Task statement ▸
Extract all lines from the data beneath that include the word "JSON".

Dataset records ▸

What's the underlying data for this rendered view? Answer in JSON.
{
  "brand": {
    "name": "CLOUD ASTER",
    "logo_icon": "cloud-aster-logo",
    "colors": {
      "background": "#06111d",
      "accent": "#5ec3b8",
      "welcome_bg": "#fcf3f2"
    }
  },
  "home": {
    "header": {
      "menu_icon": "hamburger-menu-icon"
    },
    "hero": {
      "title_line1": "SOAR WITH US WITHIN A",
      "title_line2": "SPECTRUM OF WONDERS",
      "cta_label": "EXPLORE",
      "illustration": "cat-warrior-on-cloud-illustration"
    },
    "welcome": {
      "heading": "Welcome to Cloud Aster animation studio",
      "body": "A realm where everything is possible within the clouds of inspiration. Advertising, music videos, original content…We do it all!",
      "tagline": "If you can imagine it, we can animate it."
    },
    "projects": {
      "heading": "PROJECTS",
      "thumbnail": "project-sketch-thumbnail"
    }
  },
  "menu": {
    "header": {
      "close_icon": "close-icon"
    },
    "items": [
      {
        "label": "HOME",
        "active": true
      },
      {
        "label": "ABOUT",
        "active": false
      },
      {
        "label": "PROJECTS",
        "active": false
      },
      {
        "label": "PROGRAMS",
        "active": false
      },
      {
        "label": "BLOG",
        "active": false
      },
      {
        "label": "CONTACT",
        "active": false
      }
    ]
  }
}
==
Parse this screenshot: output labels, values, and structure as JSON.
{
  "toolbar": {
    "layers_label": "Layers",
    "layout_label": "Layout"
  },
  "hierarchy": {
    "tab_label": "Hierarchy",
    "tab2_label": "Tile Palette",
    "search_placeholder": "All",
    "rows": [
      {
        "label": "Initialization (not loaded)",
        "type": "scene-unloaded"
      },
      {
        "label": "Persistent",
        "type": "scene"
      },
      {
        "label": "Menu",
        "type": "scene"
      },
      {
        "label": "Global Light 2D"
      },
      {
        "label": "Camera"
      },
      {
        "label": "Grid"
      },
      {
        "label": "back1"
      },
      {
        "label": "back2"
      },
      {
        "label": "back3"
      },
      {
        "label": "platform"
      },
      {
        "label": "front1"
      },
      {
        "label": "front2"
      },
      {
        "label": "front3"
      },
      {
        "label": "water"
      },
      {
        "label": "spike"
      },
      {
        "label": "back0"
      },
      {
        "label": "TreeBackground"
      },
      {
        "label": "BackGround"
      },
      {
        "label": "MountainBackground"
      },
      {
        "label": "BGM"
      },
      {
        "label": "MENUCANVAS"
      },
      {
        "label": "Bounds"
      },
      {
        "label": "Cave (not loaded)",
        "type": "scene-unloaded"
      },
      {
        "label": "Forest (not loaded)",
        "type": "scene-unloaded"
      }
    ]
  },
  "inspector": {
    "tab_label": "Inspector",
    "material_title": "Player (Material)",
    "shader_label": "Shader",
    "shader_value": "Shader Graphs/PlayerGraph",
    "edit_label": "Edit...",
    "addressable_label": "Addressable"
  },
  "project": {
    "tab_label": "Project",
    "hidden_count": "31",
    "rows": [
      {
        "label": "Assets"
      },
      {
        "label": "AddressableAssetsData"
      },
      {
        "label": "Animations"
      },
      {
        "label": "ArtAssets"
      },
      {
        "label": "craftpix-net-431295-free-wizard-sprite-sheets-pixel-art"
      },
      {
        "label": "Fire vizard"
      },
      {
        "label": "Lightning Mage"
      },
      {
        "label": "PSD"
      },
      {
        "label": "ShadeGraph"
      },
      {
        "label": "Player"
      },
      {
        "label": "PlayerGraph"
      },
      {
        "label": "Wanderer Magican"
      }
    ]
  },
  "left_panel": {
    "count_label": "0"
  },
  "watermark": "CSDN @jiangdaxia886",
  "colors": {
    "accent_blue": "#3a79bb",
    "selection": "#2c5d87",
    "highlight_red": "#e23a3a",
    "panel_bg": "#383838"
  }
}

Worked answer ▸
What's the underlying data for this rendered view? Answer in JSON.
Parse this screenshot: output labels, values, and structure as JSON.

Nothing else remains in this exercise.